Search the data below for "JSON"; list each line that holds it.

···

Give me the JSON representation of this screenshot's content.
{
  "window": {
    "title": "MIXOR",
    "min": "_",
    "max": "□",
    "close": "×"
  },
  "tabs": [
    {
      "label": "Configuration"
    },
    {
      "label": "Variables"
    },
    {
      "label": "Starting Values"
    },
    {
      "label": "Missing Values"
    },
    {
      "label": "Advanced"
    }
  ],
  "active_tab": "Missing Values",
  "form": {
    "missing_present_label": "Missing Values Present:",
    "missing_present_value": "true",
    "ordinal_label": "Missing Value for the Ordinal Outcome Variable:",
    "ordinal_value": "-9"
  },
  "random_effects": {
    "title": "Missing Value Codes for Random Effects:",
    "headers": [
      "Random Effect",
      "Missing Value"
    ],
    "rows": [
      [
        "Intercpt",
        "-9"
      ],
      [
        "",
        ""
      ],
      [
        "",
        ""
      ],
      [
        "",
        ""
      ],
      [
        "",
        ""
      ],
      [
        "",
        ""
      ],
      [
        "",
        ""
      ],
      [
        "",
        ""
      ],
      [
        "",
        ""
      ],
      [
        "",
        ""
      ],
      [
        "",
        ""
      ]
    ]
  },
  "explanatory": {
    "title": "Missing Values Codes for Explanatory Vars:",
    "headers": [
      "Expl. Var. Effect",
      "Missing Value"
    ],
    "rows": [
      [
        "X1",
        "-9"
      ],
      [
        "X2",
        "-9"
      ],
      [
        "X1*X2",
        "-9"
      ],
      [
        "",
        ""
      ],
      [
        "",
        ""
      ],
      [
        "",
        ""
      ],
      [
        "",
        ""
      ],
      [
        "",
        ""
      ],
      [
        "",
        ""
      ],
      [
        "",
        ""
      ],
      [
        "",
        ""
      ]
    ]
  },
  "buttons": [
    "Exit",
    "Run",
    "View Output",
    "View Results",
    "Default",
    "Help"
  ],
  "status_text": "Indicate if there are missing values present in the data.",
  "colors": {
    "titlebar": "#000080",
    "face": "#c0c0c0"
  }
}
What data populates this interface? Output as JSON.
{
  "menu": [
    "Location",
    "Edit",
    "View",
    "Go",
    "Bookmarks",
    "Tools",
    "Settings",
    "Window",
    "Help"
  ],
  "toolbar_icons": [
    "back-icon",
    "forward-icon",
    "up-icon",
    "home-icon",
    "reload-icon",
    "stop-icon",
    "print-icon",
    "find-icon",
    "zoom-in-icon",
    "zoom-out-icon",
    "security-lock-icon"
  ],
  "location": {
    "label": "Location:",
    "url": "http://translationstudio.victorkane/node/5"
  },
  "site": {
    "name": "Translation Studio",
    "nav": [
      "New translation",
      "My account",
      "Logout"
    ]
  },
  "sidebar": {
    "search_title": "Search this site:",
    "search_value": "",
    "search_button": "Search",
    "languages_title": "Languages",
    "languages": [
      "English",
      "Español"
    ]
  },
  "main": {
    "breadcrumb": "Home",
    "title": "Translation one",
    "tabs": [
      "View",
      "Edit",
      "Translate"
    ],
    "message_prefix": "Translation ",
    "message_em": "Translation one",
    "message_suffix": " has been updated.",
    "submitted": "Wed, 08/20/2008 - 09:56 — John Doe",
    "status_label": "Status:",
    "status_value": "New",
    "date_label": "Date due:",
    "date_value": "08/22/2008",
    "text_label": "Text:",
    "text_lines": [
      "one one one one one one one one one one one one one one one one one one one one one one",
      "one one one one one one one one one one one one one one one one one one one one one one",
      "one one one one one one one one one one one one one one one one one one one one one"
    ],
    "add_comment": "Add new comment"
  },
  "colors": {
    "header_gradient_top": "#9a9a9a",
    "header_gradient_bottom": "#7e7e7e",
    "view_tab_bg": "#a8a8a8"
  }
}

···

» ANSWER TO THIS TASK:
Give me the JSON representation of this screenshot's content.
What data populates this interface? Output as JSON.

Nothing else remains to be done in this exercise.